[Raw records]

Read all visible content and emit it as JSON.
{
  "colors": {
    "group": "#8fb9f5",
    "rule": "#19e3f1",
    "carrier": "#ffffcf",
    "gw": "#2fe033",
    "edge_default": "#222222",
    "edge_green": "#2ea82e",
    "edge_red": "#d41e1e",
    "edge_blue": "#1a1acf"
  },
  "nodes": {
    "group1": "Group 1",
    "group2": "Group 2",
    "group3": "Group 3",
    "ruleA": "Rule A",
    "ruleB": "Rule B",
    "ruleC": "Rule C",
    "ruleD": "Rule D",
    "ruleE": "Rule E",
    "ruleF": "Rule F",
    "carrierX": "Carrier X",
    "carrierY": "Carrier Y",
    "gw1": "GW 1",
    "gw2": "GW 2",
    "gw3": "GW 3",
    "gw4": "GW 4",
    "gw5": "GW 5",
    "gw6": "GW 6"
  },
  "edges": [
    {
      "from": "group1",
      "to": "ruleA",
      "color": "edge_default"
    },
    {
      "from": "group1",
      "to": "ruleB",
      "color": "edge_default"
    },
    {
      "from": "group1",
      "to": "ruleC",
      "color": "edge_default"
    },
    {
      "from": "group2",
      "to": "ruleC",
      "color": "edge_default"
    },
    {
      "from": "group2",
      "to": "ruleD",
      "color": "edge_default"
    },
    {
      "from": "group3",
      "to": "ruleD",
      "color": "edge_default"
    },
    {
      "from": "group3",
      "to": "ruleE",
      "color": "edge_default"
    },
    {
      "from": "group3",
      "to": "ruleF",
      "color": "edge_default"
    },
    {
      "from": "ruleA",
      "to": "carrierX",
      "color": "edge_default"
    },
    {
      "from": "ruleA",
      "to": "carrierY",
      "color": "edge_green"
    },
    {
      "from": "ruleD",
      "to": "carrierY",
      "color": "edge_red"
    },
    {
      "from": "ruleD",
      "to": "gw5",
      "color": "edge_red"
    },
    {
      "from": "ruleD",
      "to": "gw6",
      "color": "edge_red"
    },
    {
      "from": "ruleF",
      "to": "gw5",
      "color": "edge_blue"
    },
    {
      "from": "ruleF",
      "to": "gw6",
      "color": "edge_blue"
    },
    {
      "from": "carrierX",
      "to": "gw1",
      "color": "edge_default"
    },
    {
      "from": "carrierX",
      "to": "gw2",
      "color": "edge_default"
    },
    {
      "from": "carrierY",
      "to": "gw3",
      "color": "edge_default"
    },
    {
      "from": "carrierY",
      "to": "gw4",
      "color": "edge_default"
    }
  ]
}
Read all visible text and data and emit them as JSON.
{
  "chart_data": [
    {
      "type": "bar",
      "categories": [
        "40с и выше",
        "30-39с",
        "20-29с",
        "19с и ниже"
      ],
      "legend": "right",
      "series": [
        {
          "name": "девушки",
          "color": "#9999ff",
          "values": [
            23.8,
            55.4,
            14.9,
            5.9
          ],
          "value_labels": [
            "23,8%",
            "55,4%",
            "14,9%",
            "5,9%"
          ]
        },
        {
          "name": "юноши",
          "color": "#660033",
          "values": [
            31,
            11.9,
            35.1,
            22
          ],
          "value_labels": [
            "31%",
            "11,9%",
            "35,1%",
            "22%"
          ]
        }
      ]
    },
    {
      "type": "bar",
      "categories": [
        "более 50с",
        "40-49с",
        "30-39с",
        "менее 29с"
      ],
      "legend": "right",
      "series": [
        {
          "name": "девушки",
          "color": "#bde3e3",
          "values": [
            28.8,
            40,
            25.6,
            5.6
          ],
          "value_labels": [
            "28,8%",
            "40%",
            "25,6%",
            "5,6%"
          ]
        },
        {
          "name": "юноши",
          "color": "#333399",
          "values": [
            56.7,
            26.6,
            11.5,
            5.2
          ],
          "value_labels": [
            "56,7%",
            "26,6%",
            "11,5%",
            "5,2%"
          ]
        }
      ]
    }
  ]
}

==

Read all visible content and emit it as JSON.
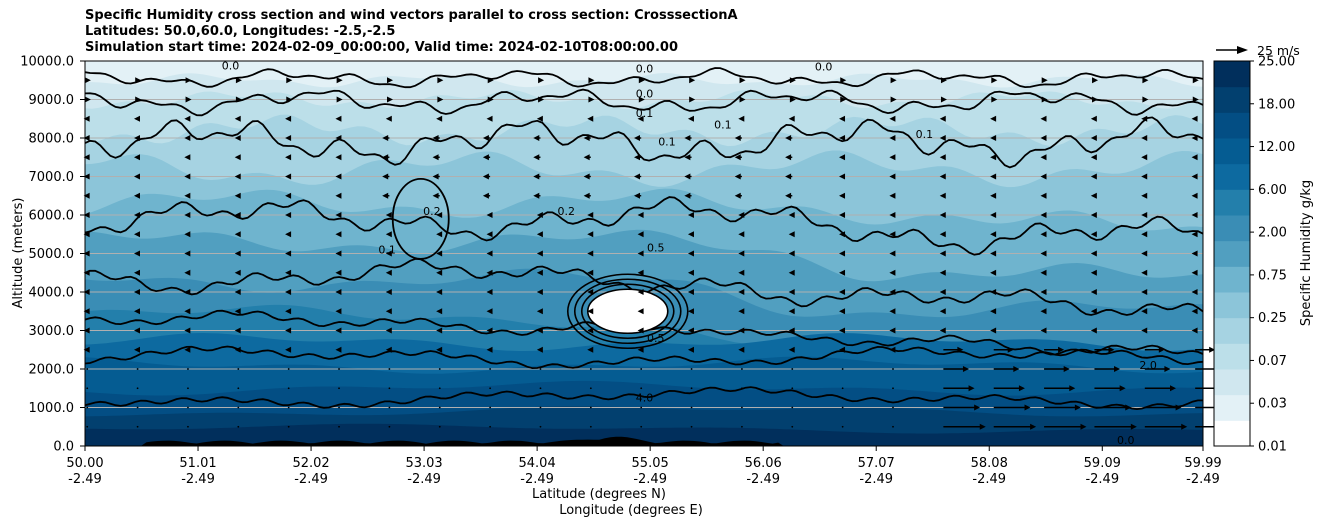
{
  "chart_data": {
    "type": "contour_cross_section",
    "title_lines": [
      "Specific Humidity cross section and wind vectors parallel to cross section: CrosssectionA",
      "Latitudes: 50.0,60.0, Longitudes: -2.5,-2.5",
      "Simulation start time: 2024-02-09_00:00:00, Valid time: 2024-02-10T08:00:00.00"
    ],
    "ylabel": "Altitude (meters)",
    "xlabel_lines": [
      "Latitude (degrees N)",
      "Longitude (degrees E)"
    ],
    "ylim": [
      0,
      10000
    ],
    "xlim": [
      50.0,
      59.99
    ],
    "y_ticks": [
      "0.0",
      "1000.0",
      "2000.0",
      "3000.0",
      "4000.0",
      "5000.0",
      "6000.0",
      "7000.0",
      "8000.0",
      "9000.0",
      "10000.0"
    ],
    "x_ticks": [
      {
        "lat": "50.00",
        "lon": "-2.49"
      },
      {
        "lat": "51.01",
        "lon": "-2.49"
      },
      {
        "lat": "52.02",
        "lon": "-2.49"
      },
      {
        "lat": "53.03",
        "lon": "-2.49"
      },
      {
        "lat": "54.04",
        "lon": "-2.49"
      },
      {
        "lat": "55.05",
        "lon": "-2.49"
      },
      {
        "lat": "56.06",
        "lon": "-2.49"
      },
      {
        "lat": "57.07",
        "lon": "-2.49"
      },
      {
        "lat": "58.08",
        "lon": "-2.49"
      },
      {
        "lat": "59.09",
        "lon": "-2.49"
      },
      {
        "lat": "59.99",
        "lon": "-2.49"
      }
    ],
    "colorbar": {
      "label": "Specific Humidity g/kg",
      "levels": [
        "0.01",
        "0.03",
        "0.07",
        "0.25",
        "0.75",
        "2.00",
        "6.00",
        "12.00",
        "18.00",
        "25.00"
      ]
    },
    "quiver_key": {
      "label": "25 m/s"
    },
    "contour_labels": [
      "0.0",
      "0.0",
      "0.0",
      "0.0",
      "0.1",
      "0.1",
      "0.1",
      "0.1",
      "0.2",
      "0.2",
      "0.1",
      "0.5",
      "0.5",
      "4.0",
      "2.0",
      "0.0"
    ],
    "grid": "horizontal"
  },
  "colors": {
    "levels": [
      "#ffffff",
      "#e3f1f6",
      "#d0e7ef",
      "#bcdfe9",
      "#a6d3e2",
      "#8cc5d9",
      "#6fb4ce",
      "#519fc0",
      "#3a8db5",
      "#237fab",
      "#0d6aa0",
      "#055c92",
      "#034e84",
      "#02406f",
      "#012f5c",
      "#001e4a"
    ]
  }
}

Short problem — Check each line above for the word "degrees", and copy the lines where it appears.

Task solution —
      "Latitude (degrees N)",
      "Longitude (degrees E)"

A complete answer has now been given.